» **TASK PROMPT**: Transcribe word for word the lines spanning the line with "Transcribe this image's" through the end of the records.

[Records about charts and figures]
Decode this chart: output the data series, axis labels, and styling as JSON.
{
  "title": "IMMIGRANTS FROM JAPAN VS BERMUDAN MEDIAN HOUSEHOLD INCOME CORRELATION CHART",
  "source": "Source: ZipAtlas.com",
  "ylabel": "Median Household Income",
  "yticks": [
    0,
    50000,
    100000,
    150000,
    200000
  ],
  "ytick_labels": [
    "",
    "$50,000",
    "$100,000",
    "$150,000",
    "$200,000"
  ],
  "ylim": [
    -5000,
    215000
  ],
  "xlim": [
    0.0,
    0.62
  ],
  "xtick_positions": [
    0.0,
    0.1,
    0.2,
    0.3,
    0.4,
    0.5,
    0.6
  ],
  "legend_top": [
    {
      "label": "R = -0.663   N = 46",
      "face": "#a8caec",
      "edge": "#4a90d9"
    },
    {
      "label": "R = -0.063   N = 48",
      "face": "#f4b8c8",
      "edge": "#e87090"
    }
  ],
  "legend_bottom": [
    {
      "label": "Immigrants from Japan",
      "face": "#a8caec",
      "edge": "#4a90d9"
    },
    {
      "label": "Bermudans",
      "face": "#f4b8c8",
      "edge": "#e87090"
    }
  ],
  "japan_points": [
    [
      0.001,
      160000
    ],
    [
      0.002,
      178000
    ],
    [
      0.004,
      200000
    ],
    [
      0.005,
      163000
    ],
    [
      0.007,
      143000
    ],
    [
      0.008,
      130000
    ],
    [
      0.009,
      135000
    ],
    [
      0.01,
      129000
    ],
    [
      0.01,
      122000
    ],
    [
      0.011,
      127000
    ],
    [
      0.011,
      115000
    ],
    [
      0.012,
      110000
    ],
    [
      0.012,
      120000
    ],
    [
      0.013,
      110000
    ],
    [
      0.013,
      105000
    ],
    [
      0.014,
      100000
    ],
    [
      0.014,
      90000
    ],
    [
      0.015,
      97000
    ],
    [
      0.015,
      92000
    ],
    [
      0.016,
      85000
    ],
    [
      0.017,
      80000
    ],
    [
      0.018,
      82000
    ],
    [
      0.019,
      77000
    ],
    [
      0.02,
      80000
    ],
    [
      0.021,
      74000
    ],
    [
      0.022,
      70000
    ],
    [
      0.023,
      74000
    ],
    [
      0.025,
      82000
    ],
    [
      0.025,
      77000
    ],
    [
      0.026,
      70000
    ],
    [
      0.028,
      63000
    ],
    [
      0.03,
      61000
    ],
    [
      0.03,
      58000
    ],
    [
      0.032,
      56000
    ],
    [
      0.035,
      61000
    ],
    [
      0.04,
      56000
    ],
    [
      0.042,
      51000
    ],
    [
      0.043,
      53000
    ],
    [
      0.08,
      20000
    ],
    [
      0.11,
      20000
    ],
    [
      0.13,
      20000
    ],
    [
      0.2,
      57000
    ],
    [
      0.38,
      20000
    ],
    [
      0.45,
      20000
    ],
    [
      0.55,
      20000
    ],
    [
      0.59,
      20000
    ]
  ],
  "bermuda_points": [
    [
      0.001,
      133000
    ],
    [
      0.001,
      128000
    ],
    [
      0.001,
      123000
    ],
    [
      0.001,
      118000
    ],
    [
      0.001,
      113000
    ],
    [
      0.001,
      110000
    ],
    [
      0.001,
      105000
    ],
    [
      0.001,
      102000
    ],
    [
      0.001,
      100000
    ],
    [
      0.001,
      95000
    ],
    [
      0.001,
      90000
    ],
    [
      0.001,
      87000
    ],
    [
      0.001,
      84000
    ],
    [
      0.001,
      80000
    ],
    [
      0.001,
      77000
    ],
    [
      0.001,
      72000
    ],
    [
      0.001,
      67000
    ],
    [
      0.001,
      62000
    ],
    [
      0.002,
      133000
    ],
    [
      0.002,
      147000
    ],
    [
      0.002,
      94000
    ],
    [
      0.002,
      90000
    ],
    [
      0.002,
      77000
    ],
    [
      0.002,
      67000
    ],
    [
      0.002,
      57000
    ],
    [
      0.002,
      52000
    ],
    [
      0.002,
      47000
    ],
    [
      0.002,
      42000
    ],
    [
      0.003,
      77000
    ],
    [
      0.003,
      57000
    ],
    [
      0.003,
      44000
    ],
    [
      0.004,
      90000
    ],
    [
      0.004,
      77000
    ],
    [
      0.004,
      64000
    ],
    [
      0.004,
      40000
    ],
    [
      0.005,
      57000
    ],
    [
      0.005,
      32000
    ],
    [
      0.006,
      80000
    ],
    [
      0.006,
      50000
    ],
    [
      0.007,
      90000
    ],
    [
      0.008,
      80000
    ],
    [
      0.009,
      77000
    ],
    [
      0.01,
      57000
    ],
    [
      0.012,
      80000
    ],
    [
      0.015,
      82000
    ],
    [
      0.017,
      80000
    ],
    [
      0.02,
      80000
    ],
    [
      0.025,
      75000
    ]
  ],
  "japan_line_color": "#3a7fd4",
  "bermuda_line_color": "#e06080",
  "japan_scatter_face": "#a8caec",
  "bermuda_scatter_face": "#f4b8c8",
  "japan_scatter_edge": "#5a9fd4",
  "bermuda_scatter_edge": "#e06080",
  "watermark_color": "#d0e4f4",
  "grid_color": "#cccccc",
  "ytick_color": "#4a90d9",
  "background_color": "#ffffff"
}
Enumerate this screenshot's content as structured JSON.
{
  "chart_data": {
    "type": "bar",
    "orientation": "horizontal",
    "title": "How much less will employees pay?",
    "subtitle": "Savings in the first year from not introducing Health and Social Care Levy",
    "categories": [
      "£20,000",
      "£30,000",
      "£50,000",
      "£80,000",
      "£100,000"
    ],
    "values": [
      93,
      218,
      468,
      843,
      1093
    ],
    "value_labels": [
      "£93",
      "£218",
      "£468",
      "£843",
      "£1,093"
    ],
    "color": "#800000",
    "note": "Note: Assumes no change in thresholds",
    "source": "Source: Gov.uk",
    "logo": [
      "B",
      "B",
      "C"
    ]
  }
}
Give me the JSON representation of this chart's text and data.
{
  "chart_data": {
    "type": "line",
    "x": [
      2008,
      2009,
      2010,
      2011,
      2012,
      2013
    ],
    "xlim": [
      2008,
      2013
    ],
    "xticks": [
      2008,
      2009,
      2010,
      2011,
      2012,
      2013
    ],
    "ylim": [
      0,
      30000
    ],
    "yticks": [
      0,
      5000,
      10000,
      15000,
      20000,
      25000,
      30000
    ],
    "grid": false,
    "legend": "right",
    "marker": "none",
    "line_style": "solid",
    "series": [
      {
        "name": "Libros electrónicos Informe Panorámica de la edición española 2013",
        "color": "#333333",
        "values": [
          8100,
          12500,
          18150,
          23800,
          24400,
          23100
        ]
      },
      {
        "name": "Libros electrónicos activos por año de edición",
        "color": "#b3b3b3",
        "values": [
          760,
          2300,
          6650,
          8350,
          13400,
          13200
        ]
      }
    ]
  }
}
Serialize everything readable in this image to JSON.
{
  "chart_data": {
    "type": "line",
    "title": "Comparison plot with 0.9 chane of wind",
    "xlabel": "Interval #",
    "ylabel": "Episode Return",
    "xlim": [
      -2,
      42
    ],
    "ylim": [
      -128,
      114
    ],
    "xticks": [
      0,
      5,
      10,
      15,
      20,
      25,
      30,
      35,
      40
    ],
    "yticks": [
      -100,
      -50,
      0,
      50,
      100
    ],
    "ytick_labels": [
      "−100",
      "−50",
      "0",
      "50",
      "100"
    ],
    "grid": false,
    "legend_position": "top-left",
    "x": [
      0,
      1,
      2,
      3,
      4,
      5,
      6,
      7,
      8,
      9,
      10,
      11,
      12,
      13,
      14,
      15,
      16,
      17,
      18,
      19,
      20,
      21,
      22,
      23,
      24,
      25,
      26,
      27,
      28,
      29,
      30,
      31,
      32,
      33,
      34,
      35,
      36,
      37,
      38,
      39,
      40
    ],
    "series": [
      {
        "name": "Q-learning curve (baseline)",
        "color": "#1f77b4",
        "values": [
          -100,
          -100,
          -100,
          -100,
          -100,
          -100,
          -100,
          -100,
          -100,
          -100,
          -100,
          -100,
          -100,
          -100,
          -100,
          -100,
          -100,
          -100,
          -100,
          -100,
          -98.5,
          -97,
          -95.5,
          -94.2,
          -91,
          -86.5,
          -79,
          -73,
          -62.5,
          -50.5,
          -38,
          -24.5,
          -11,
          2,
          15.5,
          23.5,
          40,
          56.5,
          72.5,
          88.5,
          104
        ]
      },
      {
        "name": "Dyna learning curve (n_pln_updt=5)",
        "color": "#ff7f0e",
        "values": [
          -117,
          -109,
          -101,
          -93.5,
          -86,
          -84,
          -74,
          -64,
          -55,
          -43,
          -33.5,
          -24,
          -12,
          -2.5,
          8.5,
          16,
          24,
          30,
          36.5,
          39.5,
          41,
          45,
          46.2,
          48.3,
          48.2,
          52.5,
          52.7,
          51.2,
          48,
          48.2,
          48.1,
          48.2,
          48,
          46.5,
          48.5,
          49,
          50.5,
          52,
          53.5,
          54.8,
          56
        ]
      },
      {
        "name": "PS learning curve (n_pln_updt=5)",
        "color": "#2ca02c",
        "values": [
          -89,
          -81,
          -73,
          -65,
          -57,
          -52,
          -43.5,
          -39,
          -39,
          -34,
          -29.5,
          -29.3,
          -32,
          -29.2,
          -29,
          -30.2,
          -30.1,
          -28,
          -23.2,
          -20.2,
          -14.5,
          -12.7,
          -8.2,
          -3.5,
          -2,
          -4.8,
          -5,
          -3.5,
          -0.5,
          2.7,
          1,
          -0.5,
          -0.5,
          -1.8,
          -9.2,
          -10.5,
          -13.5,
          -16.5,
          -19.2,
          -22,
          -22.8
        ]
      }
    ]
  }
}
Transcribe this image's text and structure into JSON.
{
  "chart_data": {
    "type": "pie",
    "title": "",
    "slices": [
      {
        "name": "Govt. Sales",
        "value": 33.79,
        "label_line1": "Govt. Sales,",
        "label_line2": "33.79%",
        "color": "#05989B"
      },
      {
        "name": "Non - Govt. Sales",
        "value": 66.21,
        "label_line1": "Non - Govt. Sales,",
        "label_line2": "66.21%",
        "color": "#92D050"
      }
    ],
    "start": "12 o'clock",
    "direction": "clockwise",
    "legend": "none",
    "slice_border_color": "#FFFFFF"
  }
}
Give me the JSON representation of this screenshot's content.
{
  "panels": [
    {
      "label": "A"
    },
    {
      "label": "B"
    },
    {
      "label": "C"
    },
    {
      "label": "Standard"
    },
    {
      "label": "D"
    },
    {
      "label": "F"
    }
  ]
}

» **EXPECTED ANSWER**:
Transcribe this image's text and structure into JSON.
{
  "chart_data": {
    "type": "pie",
    "title": "",
    "slices": [
      {
        "name": "Govt. Sales",
        "value": 33.79,
        "label_line1": "Govt. Sales,",
        "label_line2": "33.79%",
        "color": "#05989B"
      },
      {
        "name": "Non - Govt. Sales",
        "value": 66.21,
        "label_line1": "Non - Govt. Sales,",
        "label_line2": "66.21%",
        "color": "#92D050"
      }
    ],
    "start": "12 o'clock",
    "direction": "clockwise",
    "legend": "none",
    "slice_border_color": "#FFFFFF"
  }
}
Give me the JSON representation of this screenshot's content.
{
  "panels": [
    {
      "label": "A"
    },
    {
      "label": "B"
    },
    {
      "label": "C"
    },
    {
      "label": "Standard"
    },
    {
      "label": "D"
    },
    {
      "label": "F"
    }
  ]
}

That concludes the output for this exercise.